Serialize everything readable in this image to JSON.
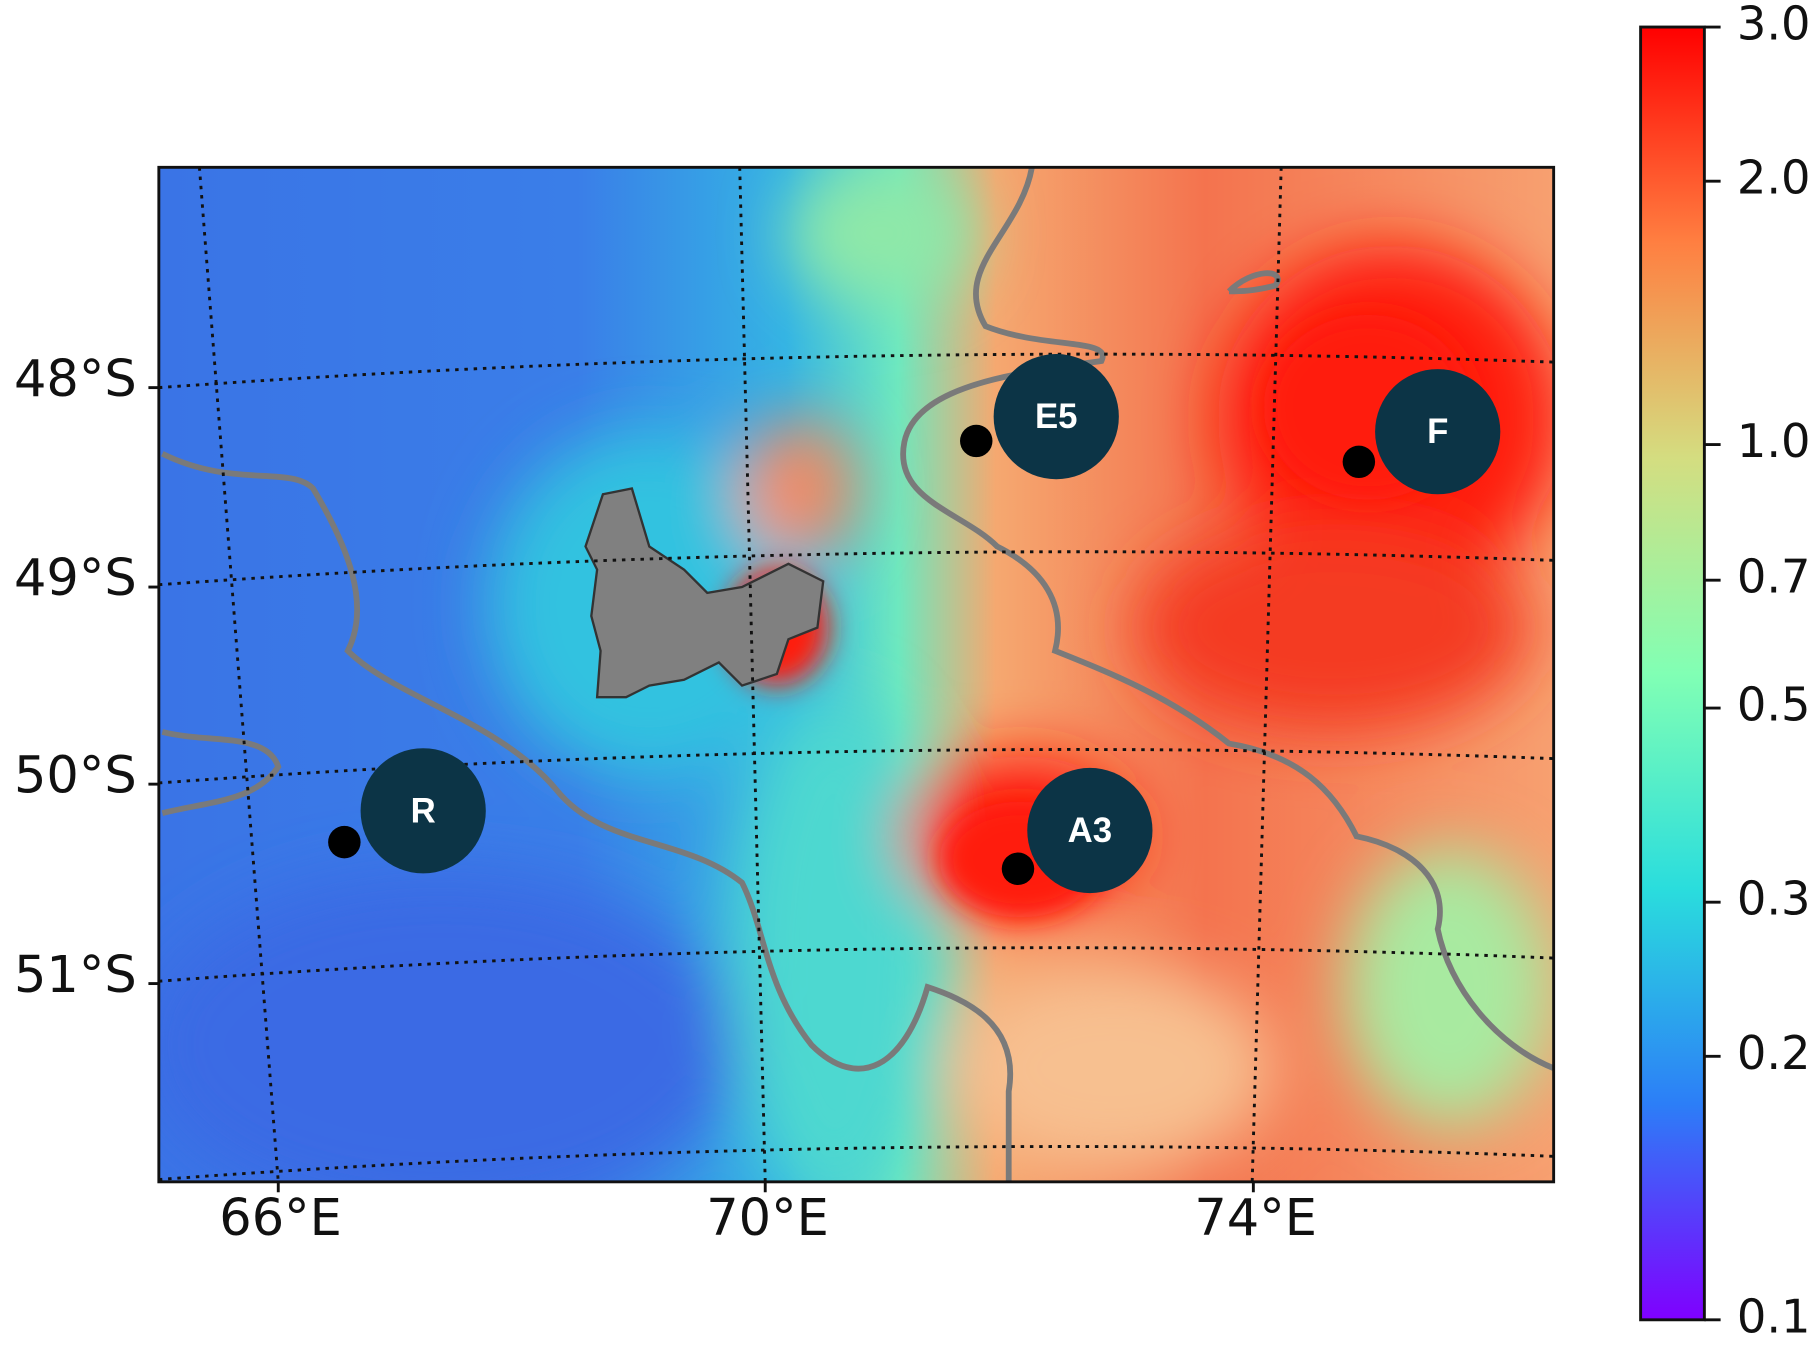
{
  "map": {
    "lat_labels": [
      "48°S",
      "49°S",
      "50°S",
      "51°S"
    ],
    "lon_labels": [
      "66°E",
      "70°E",
      "74°E"
    ],
    "stations": [
      {
        "label": "R"
      },
      {
        "label": "E5"
      },
      {
        "label": "F"
      },
      {
        "label": "A3"
      }
    ]
  },
  "colorbar": {
    "scale": "log",
    "lim": [
      0.1,
      3.0
    ],
    "ticks": [
      {
        "value": 3,
        "label": "3.0"
      },
      {
        "value": 2,
        "label": "2.0"
      },
      {
        "value": 1,
        "label": "1.0"
      },
      0.7,
      0.5,
      0.3,
      0.2,
      0.1
    ],
    "colors": [
      "#7f00ff",
      "#2c7ef7",
      "#2adddd",
      "#81ffb4",
      "#d4dd80",
      "#ff7f41",
      "#ff0000"
    ]
  }
}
###
#### WHAT TO WORK ON
Without including any pictures, output all the entries above exactly.

#### COMPLETE RESPONSE
Serialize everything readable in this image to JSON.
{
  "map": {
    "lat_labels": [
      "48°S",
      "49°S",
      "50°S",
      "51°S"
    ],
    "lon_labels": [
      "66°E",
      "70°E",
      "74°E"
    ],
    "stations": [
      {
        "label": "R"
      },
      {
        "label": "E5"
      },
      {
        "label": "F"
      },
      {
        "label": "A3"
      }
    ]
  },
  "colorbar": {
    "scale": "log",
    "lim": [
      0.1,
      3.0
    ],
    "ticks": [
      {
        "value": 3,
        "label": "3.0"
      },
      {
        "value": 2,
        "label": "2.0"
      },
      {
        "value": 1,
        "label": "1.0"
      },
      0.7,
      0.5,
      0.3,
      0.2,
      0.1
    ],
    "colors": [
      "#7f00ff",
      "#2c7ef7",
      "#2adddd",
      "#81ffb4",
      "#d4dd80",
      "#ff7f41",
      "#ff0000"
    ]
  }
}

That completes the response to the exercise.